··· Data shown ···

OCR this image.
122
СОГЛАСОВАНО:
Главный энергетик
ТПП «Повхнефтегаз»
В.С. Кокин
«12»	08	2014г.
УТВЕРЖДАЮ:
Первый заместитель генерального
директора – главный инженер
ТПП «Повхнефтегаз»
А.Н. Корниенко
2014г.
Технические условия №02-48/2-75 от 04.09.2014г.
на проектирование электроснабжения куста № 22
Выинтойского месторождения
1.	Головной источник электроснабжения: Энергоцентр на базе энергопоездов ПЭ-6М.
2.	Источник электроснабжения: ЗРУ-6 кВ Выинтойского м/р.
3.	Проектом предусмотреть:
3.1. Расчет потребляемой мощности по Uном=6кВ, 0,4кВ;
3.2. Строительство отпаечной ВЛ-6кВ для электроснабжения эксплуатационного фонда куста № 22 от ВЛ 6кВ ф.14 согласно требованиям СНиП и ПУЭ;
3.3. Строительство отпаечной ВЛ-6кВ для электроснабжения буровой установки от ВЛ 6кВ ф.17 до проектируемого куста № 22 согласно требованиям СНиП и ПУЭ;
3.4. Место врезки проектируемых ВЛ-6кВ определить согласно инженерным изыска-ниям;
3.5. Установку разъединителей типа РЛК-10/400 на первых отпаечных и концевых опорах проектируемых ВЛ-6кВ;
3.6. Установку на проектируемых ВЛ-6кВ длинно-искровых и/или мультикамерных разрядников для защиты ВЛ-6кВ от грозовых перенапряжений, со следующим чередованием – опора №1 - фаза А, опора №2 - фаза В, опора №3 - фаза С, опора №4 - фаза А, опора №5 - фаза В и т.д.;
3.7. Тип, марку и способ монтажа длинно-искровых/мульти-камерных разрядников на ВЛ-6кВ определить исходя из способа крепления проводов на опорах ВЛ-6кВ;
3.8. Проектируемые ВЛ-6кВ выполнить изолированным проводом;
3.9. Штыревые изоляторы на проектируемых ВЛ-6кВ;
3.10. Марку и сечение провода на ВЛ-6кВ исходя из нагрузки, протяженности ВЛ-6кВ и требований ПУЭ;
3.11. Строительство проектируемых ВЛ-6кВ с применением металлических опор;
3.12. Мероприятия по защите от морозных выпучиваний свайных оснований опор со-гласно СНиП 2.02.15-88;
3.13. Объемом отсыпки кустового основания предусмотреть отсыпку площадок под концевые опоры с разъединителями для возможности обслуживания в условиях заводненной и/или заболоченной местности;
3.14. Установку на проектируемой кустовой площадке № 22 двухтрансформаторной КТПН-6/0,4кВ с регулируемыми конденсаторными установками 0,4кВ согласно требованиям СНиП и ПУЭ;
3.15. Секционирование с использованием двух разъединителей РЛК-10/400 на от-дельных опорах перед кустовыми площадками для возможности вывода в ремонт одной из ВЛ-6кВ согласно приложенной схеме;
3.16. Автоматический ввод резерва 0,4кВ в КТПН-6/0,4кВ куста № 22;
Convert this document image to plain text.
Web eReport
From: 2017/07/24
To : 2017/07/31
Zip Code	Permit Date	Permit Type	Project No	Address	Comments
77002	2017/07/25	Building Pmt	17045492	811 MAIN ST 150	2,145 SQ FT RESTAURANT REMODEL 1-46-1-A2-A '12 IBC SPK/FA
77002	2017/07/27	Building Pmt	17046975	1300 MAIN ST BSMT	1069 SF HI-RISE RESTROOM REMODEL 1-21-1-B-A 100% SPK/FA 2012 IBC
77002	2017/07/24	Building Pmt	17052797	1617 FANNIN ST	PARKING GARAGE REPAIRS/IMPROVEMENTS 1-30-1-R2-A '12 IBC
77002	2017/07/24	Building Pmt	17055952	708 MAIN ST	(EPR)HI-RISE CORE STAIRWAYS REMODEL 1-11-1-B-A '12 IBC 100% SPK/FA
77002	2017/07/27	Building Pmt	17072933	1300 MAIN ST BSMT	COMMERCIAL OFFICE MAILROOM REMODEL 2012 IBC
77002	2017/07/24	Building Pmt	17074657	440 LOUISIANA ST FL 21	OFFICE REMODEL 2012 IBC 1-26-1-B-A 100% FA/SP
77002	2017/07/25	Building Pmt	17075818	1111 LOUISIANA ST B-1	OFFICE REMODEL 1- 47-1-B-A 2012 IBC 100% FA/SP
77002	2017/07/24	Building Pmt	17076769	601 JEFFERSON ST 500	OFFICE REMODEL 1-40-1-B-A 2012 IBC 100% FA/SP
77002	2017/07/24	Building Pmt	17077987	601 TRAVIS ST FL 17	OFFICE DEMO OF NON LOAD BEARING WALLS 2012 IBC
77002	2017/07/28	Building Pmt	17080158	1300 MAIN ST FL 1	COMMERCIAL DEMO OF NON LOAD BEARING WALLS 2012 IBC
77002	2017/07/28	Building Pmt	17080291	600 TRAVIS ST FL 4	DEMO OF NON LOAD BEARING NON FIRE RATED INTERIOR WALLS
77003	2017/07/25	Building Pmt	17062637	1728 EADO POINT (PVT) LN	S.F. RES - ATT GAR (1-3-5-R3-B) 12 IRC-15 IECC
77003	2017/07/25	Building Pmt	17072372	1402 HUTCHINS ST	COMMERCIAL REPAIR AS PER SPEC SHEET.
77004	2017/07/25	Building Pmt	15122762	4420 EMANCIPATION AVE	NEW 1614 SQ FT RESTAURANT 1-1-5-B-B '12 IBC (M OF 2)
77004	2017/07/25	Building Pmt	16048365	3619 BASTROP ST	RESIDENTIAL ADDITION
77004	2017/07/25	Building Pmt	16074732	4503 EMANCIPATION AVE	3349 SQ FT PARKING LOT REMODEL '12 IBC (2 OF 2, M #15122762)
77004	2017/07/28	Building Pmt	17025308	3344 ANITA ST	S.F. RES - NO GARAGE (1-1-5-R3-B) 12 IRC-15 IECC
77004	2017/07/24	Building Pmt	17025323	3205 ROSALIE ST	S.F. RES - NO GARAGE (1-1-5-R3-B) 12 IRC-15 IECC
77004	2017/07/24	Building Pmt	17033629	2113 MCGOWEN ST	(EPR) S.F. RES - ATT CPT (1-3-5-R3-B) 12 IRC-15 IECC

···

__What this task involves__
Reproduce the material precisely, including every line.

__Complete answer__
OCR this image.
122
СОГЛАСОВАНО:
Главный энергетик
ТПП «Повхнефтегаз»
В.С. Кокин
«12»	08	2014г.
УТВЕРЖДАЮ:
Первый заместитель генерального
директора – главный инженер
ТПП «Повхнефтегаз»
А.Н. Корниенко
2014г.
Технические условия №02-48/2-75 от 04.09.2014г.
на проектирование электроснабжения куста № 22
Выинтойского месторождения
1.	Головной источник электроснабжения: Энергоцентр на базе энергопоездов ПЭ-6М.
2.	Источник электроснабжения: ЗРУ-6 кВ Выинтойского м/р.
3.	Проектом предусмотреть:
3.1. Расчет потребляемой мощности по Uном=6кВ, 0,4кВ;
3.2. Строительство отпаечной ВЛ-6кВ для электроснабжения эксплуатационного фонда куста № 22 от ВЛ 6кВ ф.14 согласно требованиям СНиП и ПУЭ;
3.3. Строительство отпаечной ВЛ-6кВ для электроснабжения буровой установки от ВЛ 6кВ ф.17 до проектируемого куста № 22 согласно требованиям СНиП и ПУЭ;
3.4. Место врезки проектируемых ВЛ-6кВ определить согласно инженерным изыска-ниям;
3.5. Установку разъединителей типа РЛК-10/400 на первых отпаечных и концевых опорах проектируемых ВЛ-6кВ;
3.6. Установку на проектируемых ВЛ-6кВ длинно-искровых и/или мультикамерных разрядников для защиты ВЛ-6кВ от грозовых перенапряжений, со следующим чередованием – опора №1 - фаза А, опора №2 - фаза В, опора №3 - фаза С, опора №4 - фаза А, опора №5 - фаза В и т.д.;
3.7. Тип, марку и способ монтажа длинно-искровых/мульти-камерных разрядников на ВЛ-6кВ определить исходя из способа крепления проводов на опорах ВЛ-6кВ;
3.8. Проектируемые ВЛ-6кВ выполнить изолированным проводом;
3.9. Штыревые изоляторы на проектируемых ВЛ-6кВ;
3.10. Марку и сечение провода на ВЛ-6кВ исходя из нагрузки, протяженности ВЛ-6кВ и требований ПУЭ;
3.11. Строительство проектируемых ВЛ-6кВ с применением металлических опор;
3.12. Мероприятия по защите от морозных выпучиваний свайных оснований опор со-гласно СНиП 2.02.15-88;
3.13. Объемом отсыпки кустового основания предусмотреть отсыпку площадок под концевые опоры с разъединителями для возможности обслуживания в условиях заводненной и/или заболоченной местности;
3.14. Установку на проектируемой кустовой площадке № 22 двухтрансформаторной КТПН-6/0,4кВ с регулируемыми конденсаторными установками 0,4кВ согласно требованиям СНиП и ПУЭ;
3.15. Секционирование с использованием двух разъединителей РЛК-10/400 на от-дельных опорах перед кустовыми площадками для возможности вывода в ремонт одной из ВЛ-6кВ согласно приложенной схеме;
3.16. Автоматический ввод резерва 0,4кВ в КТПН-6/0,4кВ куста № 22;
Convert this document image to plain text.
Web eReport
From: 2017/07/24
To : 2017/07/31
Zip Code	Permit Date	Permit Type	Project No	Address	Comments
77002	2017/07/25	Building Pmt	17045492	811 MAIN ST 150	2,145 SQ FT RESTAURANT REMODEL 1-46-1-A2-A '12 IBC SPK/FA
77002	2017/07/27	Building Pmt	17046975	1300 MAIN ST BSMT	1069 SF HI-RISE RESTROOM REMODEL 1-21-1-B-A 100% SPK/FA 2012 IBC
77002	2017/07/24	Building Pmt	17052797	1617 FANNIN ST	PARKING GARAGE REPAIRS/IMPROVEMENTS 1-30-1-R2-A '12 IBC
77002	2017/07/24	Building Pmt	17055952	708 MAIN ST	(EPR)HI-RISE CORE STAIRWAYS REMODEL 1-11-1-B-A '12 IBC 100% SPK/FA
77002	2017/07/27	Building Pmt	17072933	1300 MAIN ST BSMT	COMMERCIAL OFFICE MAILROOM REMODEL 2012 IBC
77002	2017/07/24	Building Pmt	17074657	440 LOUISIANA ST FL 21	OFFICE REMODEL 2012 IBC 1-26-1-B-A 100% FA/SP
77002	2017/07/25	Building Pmt	17075818	1111 LOUISIANA ST B-1	OFFICE REMODEL 1- 47-1-B-A 2012 IBC 100% FA/SP
77002	2017/07/24	Building Pmt	17076769	601 JEFFERSON ST 500	OFFICE REMODEL 1-40-1-B-A 2012 IBC 100% FA/SP
77002	2017/07/24	Building Pmt	17077987	601 TRAVIS ST FL 17	OFFICE DEMO OF NON LOAD BEARING WALLS 2012 IBC
77002	2017/07/28	Building Pmt	17080158	1300 MAIN ST FL 1	COMMERCIAL DEMO OF NON LOAD BEARING WALLS 2012 IBC
77002	2017/07/28	Building Pmt	17080291	600 TRAVIS ST FL 4	DEMO OF NON LOAD BEARING NON FIRE RATED INTERIOR WALLS
77003	2017/07/25	Building Pmt	17062637	1728 EADO POINT (PVT) LN	S.F. RES - ATT GAR (1-3-5-R3-B) 12 IRC-15 IECC
77003	2017/07/25	Building Pmt	17072372	1402 HUTCHINS ST	COMMERCIAL REPAIR AS PER SPEC SHEET.
77004	2017/07/25	Building Pmt	15122762	4420 EMANCIPATION AVE	NEW 1614 SQ FT RESTAURANT 1-1-5-B-B '12 IBC (M OF 2)
77004	2017/07/25	Building Pmt	16048365	3619 BASTROP ST	RESIDENTIAL ADDITION
77004	2017/07/25	Building Pmt	16074732	4503 EMANCIPATION AVE	3349 SQ FT PARKING LOT REMODEL '12 IBC (2 OF 2, M #15122762)
77004	2017/07/28	Building Pmt	17025308	3344 ANITA ST	S.F. RES - NO GARAGE (1-1-5-R3-B) 12 IRC-15 IECC
77004	2017/07/24	Building Pmt	17025323	3205 ROSALIE ST	S.F. RES - NO GARAGE (1-1-5-R3-B) 12 IRC-15 IECC
77004	2017/07/24	Building Pmt	17033629	2113 MCGOWEN ST	(EPR) S.F. RES - ATT CPT (1-3-5-R3-B) 12 IRC-15 IECC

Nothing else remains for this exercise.